## Begin

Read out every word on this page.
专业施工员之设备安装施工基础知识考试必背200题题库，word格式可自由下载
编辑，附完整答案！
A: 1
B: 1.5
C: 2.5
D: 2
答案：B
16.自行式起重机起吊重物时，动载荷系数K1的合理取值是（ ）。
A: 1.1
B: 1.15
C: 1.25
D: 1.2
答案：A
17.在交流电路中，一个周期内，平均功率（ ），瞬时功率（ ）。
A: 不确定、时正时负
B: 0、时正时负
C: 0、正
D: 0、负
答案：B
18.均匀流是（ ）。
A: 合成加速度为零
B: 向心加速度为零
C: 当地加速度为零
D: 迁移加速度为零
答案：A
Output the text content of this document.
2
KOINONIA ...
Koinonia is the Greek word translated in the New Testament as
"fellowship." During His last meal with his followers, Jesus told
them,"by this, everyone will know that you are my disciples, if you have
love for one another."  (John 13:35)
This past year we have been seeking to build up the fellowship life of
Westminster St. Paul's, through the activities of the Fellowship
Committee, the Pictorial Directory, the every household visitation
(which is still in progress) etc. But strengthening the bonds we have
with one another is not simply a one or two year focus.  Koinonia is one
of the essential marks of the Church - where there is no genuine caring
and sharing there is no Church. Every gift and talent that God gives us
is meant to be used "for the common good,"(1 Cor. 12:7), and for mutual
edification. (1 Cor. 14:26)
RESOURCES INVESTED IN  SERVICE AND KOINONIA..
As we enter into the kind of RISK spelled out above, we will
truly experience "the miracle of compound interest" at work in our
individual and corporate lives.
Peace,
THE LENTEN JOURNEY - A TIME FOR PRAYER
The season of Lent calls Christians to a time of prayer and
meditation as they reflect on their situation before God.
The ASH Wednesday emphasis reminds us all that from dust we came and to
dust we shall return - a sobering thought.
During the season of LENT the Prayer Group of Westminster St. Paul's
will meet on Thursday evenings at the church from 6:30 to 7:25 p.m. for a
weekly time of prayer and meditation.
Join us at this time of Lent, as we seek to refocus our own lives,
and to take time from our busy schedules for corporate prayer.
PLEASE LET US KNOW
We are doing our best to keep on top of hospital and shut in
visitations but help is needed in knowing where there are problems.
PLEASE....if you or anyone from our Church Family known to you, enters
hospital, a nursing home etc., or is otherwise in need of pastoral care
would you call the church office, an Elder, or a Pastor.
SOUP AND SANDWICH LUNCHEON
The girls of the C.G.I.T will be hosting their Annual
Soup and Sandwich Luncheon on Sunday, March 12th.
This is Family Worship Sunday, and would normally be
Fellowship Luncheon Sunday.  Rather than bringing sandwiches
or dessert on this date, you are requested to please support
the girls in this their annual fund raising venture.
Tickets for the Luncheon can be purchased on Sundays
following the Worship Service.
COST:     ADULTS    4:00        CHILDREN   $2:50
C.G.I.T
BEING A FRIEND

## End

● **EXERCISE**
Copy out all of the lines above exactly.

● **EXERCISE ANSWER**
Read out every word on this page.
专业施工员之设备安装施工基础知识考试必背200题题库，word格式可自由下载
编辑，附完整答案！
A: 1
B: 1.5
C: 2.5
D: 2
答案：B
16.自行式起重机起吊重物时，动载荷系数K1的合理取值是（ ）。
A: 1.1
B: 1.15
C: 1.25
D: 1.2
答案：A
17.在交流电路中，一个周期内，平均功率（ ），瞬时功率（ ）。
A: 不确定、时正时负
B: 0、时正时负
C: 0、正
D: 0、负
答案：B
18.均匀流是（ ）。
A: 合成加速度为零
B: 向心加速度为零
C: 当地加速度为零
D: 迁移加速度为零
答案：A
Output the text content of this document.
2
KOINONIA ...
Koinonia is the Greek word translated in the New Testament as
"fellowship." During His last meal with his followers, Jesus told
them,"by this, everyone will know that you are my disciples, if you have
love for one another."  (John 13:35)
This past year we have been seeking to build up the fellowship life of
Westminster St. Paul's, through the activities of the Fellowship
Committee, the Pictorial Directory, the every household visitation
(which is still in progress) etc. But strengthening the bonds we have
with one another is not simply a one or two year focus.  Koinonia is one
of the essential marks of the Church - where there is no genuine caring
and sharing there is no Church. Every gift and talent that God gives us
is meant to be used "for the common good,"(1 Cor. 12:7), and for mutual
edification. (1 Cor. 14:26)
RESOURCES INVESTED IN  SERVICE AND KOINONIA..
As we enter into the kind of RISK spelled out above, we will
truly experience "the miracle of compound interest" at work in our
individual and corporate lives.
Peace,
THE LENTEN JOURNEY - A TIME FOR PRAYER
The season of Lent calls Christians to a time of prayer and
meditation as they reflect on their situation before God.
The ASH Wednesday emphasis reminds us all that from dust we came and to
dust we shall return - a sobering thought.
During the season of LENT the Prayer Group of Westminster St. Paul's
will meet on Thursday evenings at the church from 6:30 to 7:25 p.m. for a
weekly time of prayer and meditation.
Join us at this time of Lent, as we seek to refocus our own lives,
and to take time from our busy schedules for corporate prayer.
PLEASE LET US KNOW
We are doing our best to keep on top of hospital and shut in
visitations but help is needed in knowing where there are problems.
PLEASE....if you or anyone from our Church Family known to you, enters
hospital, a nursing home etc., or is otherwise in need of pastoral care
would you call the church office, an Elder, or a Pastor.
SOUP AND SANDWICH LUNCHEON
The girls of the C.G.I.T will be hosting their Annual
Soup and Sandwich Luncheon on Sunday, March 12th.
This is Family Worship Sunday, and would normally be
Fellowship Luncheon Sunday.  Rather than bringing sandwiches
or dessert on this date, you are requested to please support
the girls in this their annual fund raising venture.
Tickets for the Luncheon can be purchased on Sundays
following the Worship Service.
COST:     ADULTS    4:00        CHILDREN   $2:50
C.G.I.T
BEING A FRIEND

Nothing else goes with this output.